___ EXTRACTED ENTRIES

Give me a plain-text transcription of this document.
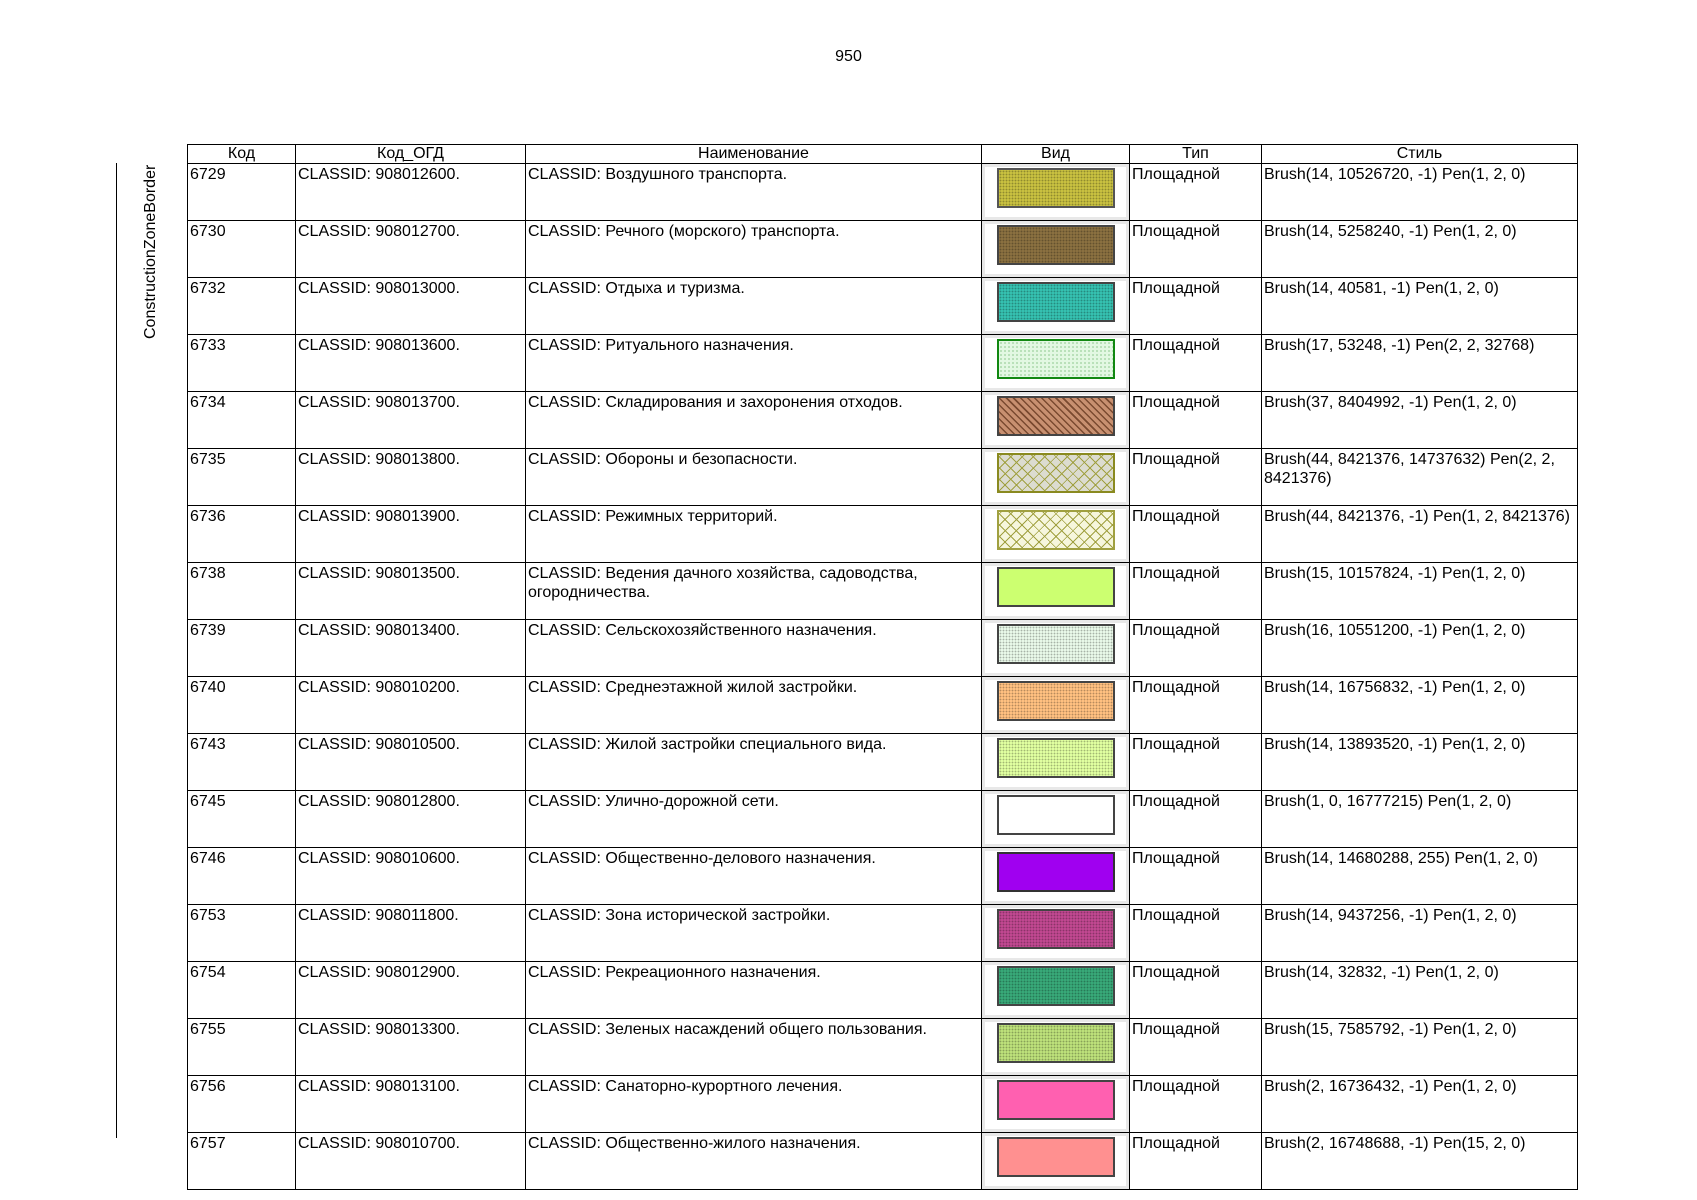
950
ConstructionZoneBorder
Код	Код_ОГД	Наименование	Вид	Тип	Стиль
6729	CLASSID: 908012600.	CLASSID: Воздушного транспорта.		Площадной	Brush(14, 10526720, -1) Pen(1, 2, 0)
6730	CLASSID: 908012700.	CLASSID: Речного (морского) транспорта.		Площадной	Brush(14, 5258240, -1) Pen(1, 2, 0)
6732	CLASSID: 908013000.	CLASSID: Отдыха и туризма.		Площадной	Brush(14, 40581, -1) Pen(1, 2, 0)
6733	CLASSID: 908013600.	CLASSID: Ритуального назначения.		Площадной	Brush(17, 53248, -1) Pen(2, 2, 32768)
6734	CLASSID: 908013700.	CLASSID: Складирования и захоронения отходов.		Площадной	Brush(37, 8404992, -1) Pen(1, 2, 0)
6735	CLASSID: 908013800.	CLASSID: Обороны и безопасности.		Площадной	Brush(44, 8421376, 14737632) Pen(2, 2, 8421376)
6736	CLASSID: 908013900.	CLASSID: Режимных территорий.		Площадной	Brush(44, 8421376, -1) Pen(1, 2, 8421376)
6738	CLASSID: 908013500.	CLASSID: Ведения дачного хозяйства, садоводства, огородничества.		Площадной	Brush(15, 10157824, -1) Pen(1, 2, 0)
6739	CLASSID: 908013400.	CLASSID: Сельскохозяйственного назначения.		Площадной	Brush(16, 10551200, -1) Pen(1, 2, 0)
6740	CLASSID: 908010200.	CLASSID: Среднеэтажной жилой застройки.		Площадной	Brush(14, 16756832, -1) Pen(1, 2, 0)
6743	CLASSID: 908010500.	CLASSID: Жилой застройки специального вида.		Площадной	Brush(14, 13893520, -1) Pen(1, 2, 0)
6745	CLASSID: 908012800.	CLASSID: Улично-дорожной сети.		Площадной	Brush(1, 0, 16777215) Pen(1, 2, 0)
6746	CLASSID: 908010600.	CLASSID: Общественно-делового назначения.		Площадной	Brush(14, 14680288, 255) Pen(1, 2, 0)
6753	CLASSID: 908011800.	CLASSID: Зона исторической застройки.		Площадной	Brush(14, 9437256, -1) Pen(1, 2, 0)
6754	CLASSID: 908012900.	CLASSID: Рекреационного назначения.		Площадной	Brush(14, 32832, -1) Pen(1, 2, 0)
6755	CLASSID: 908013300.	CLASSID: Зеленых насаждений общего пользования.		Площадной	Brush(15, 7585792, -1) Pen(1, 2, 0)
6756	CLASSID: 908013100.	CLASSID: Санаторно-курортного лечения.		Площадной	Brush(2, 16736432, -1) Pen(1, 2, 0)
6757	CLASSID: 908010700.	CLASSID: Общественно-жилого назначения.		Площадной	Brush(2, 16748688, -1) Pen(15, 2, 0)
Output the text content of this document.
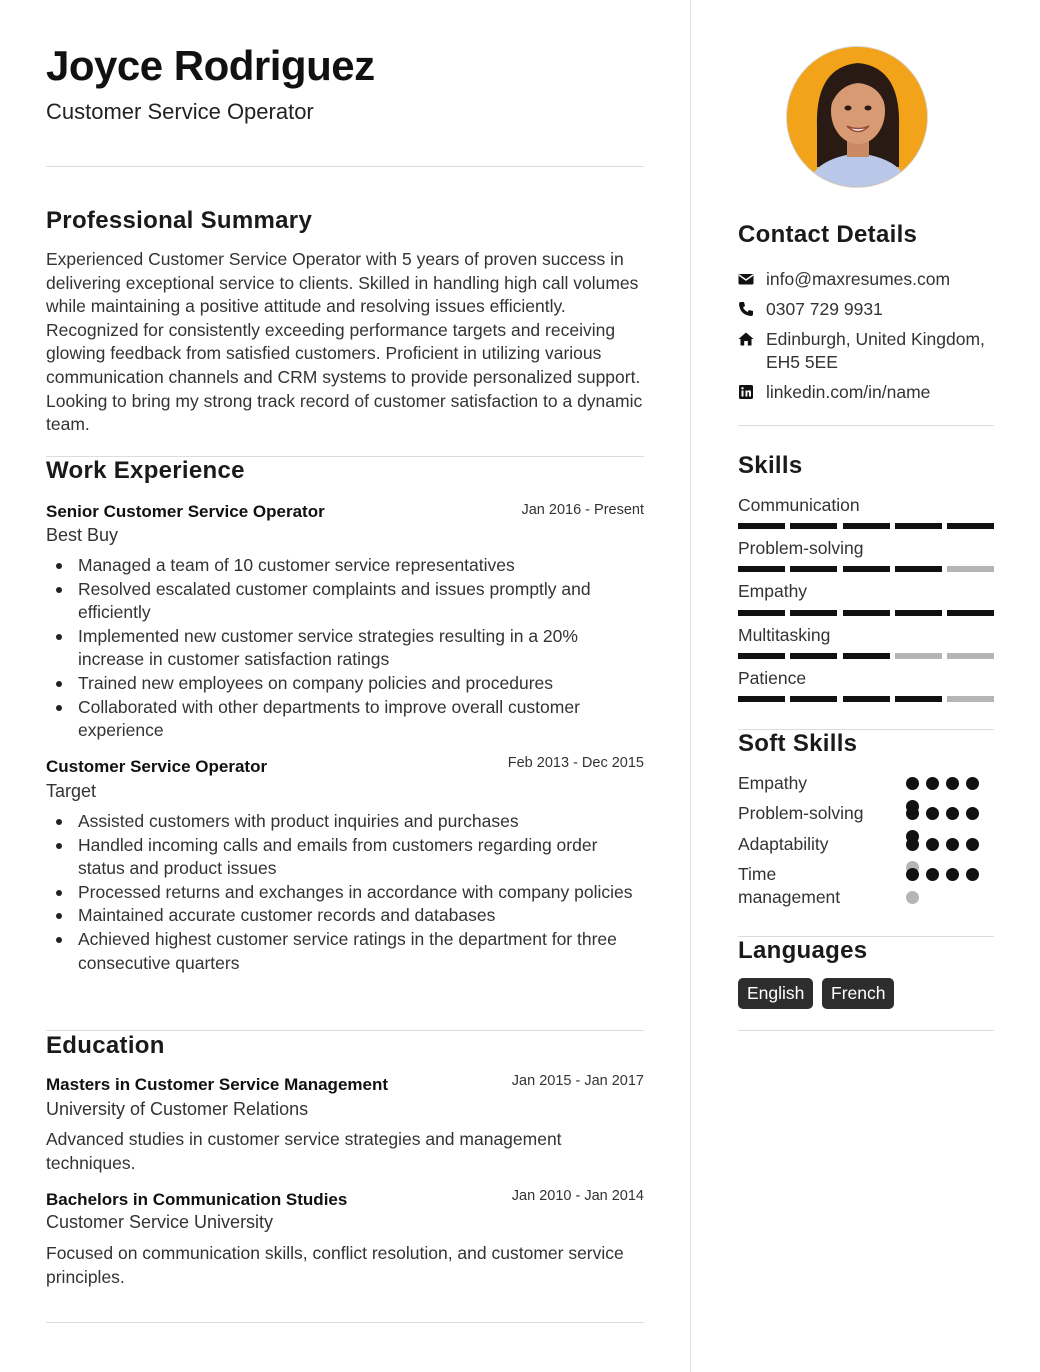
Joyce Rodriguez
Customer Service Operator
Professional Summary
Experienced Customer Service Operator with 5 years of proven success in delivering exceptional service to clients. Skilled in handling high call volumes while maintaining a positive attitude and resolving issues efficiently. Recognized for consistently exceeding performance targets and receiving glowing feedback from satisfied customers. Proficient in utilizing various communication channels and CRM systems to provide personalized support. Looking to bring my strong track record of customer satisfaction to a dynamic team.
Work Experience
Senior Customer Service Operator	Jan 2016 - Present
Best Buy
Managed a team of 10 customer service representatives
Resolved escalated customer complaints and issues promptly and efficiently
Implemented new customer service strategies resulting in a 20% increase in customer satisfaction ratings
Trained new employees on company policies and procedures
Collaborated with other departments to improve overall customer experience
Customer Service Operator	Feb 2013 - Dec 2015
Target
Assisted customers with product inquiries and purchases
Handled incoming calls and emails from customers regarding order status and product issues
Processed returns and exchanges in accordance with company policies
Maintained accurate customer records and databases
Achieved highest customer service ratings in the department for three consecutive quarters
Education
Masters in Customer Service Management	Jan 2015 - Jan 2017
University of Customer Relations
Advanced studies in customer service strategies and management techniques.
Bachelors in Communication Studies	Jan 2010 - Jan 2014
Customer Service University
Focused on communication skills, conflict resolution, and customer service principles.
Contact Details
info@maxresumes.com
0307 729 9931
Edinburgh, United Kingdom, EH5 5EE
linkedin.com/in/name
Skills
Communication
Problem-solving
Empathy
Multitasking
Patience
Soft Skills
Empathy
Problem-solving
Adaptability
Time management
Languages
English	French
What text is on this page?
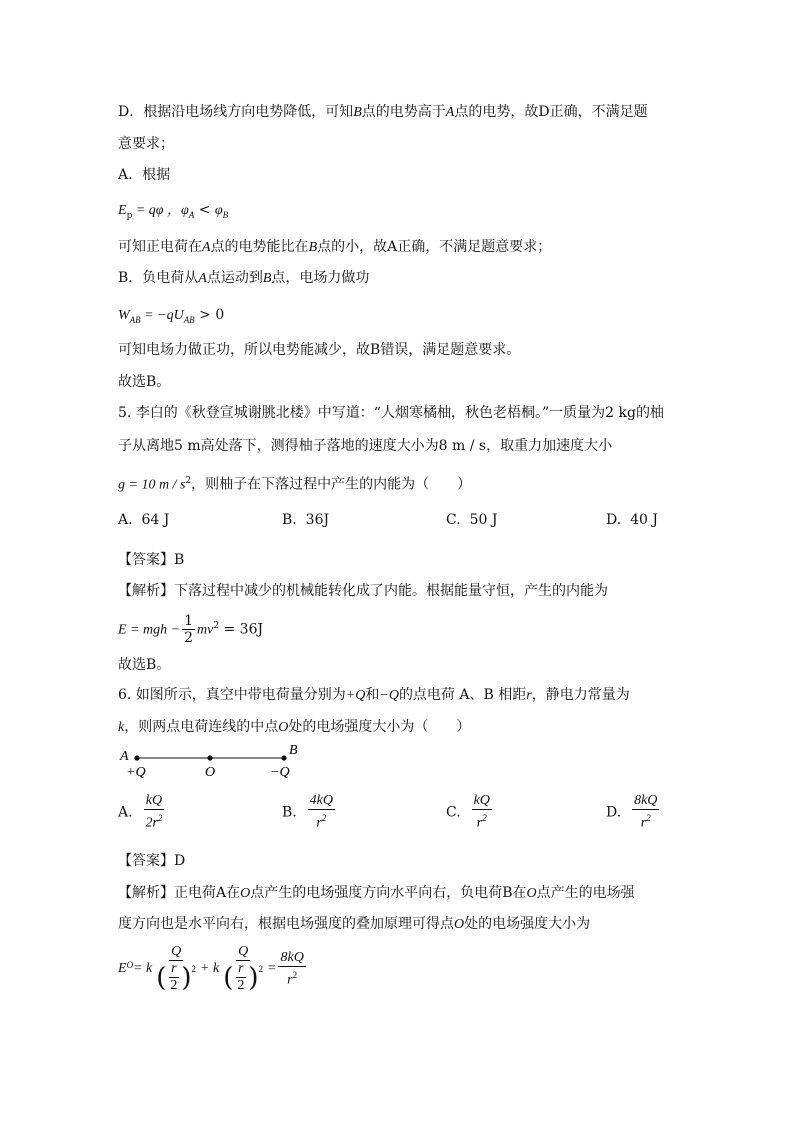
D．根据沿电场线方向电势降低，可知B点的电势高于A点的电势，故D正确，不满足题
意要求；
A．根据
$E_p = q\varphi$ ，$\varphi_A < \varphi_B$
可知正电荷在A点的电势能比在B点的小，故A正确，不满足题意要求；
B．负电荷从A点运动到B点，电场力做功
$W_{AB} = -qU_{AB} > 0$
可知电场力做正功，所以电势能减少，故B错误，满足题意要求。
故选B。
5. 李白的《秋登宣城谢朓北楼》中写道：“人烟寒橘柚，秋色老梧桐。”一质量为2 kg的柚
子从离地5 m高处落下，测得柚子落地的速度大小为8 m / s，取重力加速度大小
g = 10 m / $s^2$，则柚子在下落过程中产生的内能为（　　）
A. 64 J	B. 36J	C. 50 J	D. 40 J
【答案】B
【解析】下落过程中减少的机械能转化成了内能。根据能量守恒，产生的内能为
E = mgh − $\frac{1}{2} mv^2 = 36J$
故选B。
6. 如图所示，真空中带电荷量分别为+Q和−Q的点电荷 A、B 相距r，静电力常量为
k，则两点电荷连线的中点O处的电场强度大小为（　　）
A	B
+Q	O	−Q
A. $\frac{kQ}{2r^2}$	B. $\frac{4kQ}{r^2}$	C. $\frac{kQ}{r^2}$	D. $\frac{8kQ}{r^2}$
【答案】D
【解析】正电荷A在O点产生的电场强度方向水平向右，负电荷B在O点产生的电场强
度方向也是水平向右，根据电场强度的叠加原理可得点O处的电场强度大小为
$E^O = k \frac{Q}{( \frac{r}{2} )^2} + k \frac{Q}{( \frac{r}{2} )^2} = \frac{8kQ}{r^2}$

______

### [EXERCISE OBJECTIVE]
Output a faithful copy of the data, with each picture left out.

### [WRITTEN REPLY]
Give me a plain-text transcription of this document.
950
ConstructionZoneBorder
Код	Код_ОГД	Наименование	Вид	Тип	Стиль
6729	CLASSID: 908012600.	CLASSID: Воздушного транспорта.		Площадной	Brush(14, 10526720, -1) Pen(1, 2, 0)
6730	CLASSID: 908012700.	CLASSID: Речного (морского) транспорта.		Площадной	Brush(14, 5258240, -1) Pen(1, 2, 0)
6732	CLASSID: 908013000.	CLASSID: Отдыха и туризма.		Площадной	Brush(14, 40581, -1) Pen(1, 2, 0)
6733	CLASSID: 908013600.	CLASSID: Ритуального назначения.		Площадной	Brush(17, 53248, -1) Pen(2, 2, 32768)
6734	CLASSID: 908013700.	CLASSID: Складирования и захоронения отходов.		Площадной	Brush(37, 8404992, -1) Pen(1, 2, 0)
6735	CLASSID: 908013800.	CLASSID: Обороны и безопасности.		Площадной	Brush(44, 8421376, 14737632) Pen(2, 2, 8421376)
6736	CLASSID: 908013900.	CLASSID: Режимных территорий.		Площадной	Brush(44, 8421376, -1) Pen(1, 2, 8421376)
6738	CLASSID: 908013500.	CLASSID: Ведения дачного хозяйства, садоводства, огородничества.		Площадной	Brush(15, 10157824, -1) Pen(1, 2, 0)
6739	CLASSID: 908013400.	CLASSID: Сельскохозяйственного назначения.		Площадной	Brush(16, 10551200, -1) Pen(1, 2, 0)
6740	CLASSID: 908010200.	CLASSID: Среднеэтажной жилой застройки.		Площадной	Brush(14, 16756832, -1) Pen(1, 2, 0)
6743	CLASSID: 908010500.	CLASSID: Жилой застройки специального вида.		Площадной	Brush(14, 13893520, -1) Pen(1, 2, 0)
6745	CLASSID: 908012800.	CLASSID: Улично-дорожной сети.		Площадной	Brush(1, 0, 16777215) Pen(1, 2, 0)
6746	CLASSID: 908010600.	CLASSID: Общественно-делового назначения.		Площадной	Brush(14, 14680288, 255) Pen(1, 2, 0)
6753	CLASSID: 908011800.	CLASSID: Зона исторической застройки.		Площадной	Brush(14, 9437256, -1) Pen(1, 2, 0)
6754	CLASSID: 908012900.	CLASSID: Рекреационного назначения.		Площадной	Brush(14, 32832, -1) Pen(1, 2, 0)
6755	CLASSID: 908013300.	CLASSID: Зеленых насаждений общего пользования.		Площадной	Brush(15, 7585792, -1) Pen(1, 2, 0)
6756	CLASSID: 908013100.	CLASSID: Санаторно-курортного лечения.		Площадной	Brush(2, 16736432, -1) Pen(1, 2, 0)
6757	CLASSID: 908010700.	CLASSID: Общественно-жилого назначения.		Площадной	Brush(2, 16748688, -1) Pen(15, 2, 0)
Output the text content of this document.
Joyce Rodriguez
Customer Service Operator
Professional Summary
Experienced Customer Service Operator with 5 years of proven success in delivering exceptional service to clients. Skilled in handling high call volumes while maintaining a positive attitude and resolving issues efficiently. Recognized for consistently exceeding performance targets and receiving glowing feedback from satisfied customers. Proficient in utilizing various communication channels and CRM systems to provide personalized support. Looking to bring my strong track record of customer satisfaction to a dynamic team.
Work Experience
Senior Customer Service Operator	Jan 2016 - Present
Best Buy
Managed a team of 10 customer service representatives
Resolved escalated customer complaints and issues promptly and efficiently
Implemented new customer service strategies resulting in a 20% increase in customer satisfaction ratings
Trained new employees on company policies and procedures
Collaborated with other departments to improve overall customer experience
Customer Service Operator	Feb 2013 - Dec 2015
Target
Assisted customers with product inquiries and purchases
Handled incoming calls and emails from customers regarding order status and product issues
Processed returns and exchanges in accordance with company policies
Maintained accurate customer records and databases
Achieved highest customer service ratings in the department for three consecutive quarters
Education
Masters in Customer Service Management	Jan 2015 - Jan 2017
University of Customer Relations
Advanced studies in customer service strategies and management techniques.
Bachelors in Communication Studies	Jan 2010 - Jan 2014
Customer Service University
Focused on communication skills, conflict resolution, and customer service principles.
Contact Details
info@maxresumes.com
0307 729 9931
Edinburgh, United Kingdom, EH5 5EE
linkedin.com/in/name
Skills
Communication
Problem-solving
Empathy
Multitasking
Patience
Soft Skills
Empathy
Problem-solving
Adaptability
Time management
Languages
English	French
What text is on this page?
D．根据沿电场线方向电势降低，可知B点的电势高于A点的电势，故D正确，不满足题
意要求；
A．根据
$E_p = q\varphi$ ，$\varphi_A < \varphi_B$
可知正电荷在A点的电势能比在B点的小，故A正确，不满足题意要求；
B．负电荷从A点运动到B点，电场力做功
$W_{AB} = -qU_{AB} > 0$
可知电场力做正功，所以电势能减少，故B错误，满足题意要求。
故选B。
5. 李白的《秋登宣城谢朓北楼》中写道：“人烟寒橘柚，秋色老梧桐。”一质量为2 kg的柚
子从离地5 m高处落下，测得柚子落地的速度大小为8 m / s，取重力加速度大小
g = 10 m / $s^2$，则柚子在下落过程中产生的内能为（　　）
A. 64 J	B. 36J	C. 50 J	D. 40 J
【答案】B
【解析】下落过程中减少的机械能转化成了内能。根据能量守恒，产生的内能为
E = mgh − $\frac{1}{2} mv^2 = 36J$
故选B。
6. 如图所示，真空中带电荷量分别为+Q和−Q的点电荷 A、B 相距r，静电力常量为
k，则两点电荷连线的中点O处的电场强度大小为（　　）
A	B
+Q	O	−Q
A. $\frac{kQ}{2r^2}$	B. $\frac{4kQ}{r^2}$	C. $\frac{kQ}{r^2}$	D. $\frac{8kQ}{r^2}$
【答案】D
【解析】正电荷A在O点产生的电场强度方向水平向右，负电荷B在O点产生的电场强
度方向也是水平向右，根据电场强度的叠加原理可得点O处的电场强度大小为
$E^O = k \frac{Q}{( \frac{r}{2} )^2} + k \frac{Q}{( \frac{r}{2} )^2} = \frac{8kQ}{r^2}$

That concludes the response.